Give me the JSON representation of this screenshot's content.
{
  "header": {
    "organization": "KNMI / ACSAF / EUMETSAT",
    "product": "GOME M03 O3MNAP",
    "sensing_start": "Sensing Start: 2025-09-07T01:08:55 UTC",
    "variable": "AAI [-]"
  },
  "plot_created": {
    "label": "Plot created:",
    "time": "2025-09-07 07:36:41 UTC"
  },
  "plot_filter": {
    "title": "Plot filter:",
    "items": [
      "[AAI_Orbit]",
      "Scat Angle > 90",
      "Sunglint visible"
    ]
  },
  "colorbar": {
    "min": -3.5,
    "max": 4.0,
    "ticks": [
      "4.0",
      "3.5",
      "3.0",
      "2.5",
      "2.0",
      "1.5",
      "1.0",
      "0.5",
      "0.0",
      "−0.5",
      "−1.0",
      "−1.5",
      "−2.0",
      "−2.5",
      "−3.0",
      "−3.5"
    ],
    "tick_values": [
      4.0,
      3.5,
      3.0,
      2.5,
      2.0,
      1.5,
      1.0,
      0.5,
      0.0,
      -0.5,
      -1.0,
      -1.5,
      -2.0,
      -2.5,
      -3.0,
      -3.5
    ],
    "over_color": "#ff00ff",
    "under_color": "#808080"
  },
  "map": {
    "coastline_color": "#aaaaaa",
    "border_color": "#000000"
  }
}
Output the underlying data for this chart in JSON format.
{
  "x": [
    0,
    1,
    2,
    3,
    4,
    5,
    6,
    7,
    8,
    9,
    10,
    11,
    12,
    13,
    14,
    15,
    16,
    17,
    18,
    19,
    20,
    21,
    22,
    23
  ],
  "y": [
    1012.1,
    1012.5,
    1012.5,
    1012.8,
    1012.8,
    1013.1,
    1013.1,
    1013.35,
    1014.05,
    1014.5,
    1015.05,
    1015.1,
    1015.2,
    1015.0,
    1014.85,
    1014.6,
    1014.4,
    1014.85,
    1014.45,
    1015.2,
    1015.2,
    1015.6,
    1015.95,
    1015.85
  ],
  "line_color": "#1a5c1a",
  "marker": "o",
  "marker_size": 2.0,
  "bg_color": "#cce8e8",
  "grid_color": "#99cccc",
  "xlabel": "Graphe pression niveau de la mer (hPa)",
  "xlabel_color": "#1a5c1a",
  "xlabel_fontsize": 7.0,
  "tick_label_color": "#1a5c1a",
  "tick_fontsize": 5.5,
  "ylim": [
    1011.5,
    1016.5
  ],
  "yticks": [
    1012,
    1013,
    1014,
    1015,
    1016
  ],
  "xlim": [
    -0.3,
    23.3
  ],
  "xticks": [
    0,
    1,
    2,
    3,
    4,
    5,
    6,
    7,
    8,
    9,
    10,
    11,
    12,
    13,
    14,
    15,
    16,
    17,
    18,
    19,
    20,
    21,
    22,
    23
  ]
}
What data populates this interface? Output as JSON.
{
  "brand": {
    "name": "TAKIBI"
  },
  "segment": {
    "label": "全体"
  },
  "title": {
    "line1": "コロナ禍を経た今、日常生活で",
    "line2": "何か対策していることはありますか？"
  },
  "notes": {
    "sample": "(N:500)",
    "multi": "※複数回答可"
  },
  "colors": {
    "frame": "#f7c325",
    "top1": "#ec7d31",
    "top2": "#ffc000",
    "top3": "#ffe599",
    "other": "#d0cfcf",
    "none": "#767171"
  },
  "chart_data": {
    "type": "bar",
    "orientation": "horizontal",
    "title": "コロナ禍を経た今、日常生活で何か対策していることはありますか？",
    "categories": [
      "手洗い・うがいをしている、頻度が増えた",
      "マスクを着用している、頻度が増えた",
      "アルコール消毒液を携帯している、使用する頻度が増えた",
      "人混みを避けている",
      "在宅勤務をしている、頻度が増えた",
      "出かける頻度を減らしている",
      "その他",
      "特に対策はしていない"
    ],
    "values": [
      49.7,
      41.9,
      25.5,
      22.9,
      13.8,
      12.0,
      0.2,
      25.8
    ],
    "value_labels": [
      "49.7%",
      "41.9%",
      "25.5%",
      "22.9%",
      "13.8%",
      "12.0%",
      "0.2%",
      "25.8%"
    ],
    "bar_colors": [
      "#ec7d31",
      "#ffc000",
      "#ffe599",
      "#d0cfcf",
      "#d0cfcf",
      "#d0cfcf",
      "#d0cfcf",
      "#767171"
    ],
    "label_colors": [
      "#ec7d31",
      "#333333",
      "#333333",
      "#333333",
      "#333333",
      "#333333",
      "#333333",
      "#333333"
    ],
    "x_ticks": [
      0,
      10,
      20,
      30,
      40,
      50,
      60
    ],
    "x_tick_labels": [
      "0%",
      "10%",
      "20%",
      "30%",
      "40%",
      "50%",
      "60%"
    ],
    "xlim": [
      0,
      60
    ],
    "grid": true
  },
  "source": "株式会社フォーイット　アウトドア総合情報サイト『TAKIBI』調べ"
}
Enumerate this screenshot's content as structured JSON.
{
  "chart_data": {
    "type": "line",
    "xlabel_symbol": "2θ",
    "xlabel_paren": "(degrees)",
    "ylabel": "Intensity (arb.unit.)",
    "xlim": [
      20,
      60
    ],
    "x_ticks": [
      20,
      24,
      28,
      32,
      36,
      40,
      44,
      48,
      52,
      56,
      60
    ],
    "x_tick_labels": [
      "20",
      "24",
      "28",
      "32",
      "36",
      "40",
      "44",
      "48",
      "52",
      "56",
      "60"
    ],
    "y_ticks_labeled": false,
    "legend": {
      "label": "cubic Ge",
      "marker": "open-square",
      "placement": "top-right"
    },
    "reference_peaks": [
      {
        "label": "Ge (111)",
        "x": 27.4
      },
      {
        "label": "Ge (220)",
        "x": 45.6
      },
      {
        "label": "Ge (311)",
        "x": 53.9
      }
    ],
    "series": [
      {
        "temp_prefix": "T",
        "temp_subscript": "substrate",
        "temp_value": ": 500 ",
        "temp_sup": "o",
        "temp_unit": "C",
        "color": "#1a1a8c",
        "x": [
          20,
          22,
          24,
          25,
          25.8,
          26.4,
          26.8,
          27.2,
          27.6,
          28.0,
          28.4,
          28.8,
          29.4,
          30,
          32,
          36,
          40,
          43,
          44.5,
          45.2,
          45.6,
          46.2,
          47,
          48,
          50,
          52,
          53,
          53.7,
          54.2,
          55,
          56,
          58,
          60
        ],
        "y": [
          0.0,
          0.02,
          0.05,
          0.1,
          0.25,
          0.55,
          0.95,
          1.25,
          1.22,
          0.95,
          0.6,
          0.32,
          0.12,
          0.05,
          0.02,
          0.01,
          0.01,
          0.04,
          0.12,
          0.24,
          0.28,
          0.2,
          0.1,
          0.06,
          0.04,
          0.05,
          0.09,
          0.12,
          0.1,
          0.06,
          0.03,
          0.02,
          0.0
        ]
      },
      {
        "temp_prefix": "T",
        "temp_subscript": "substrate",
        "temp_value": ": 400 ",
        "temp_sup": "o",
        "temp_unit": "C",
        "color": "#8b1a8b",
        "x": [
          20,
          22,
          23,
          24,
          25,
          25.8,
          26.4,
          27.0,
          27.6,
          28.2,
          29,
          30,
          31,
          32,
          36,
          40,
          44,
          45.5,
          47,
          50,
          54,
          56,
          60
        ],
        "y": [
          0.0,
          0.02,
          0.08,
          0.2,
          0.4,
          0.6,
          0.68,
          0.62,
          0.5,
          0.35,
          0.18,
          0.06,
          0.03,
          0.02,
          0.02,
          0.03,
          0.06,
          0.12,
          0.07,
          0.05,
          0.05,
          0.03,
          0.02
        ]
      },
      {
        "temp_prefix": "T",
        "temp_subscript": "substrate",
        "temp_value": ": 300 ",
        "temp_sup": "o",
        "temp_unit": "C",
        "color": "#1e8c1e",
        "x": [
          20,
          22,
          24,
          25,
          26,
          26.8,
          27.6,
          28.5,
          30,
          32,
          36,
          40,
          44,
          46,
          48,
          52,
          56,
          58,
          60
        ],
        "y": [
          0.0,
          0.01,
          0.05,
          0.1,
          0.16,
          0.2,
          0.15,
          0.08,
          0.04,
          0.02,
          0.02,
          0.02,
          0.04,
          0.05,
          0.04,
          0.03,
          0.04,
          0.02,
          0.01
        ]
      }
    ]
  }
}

##########

Pick out the lines that contain "screenshot" and copy them.

* RESPONSE FOR THIS EXERCISE
Give me the JSON representation of this screenshot's content.
Enumerate this screenshot's content as structured JSON.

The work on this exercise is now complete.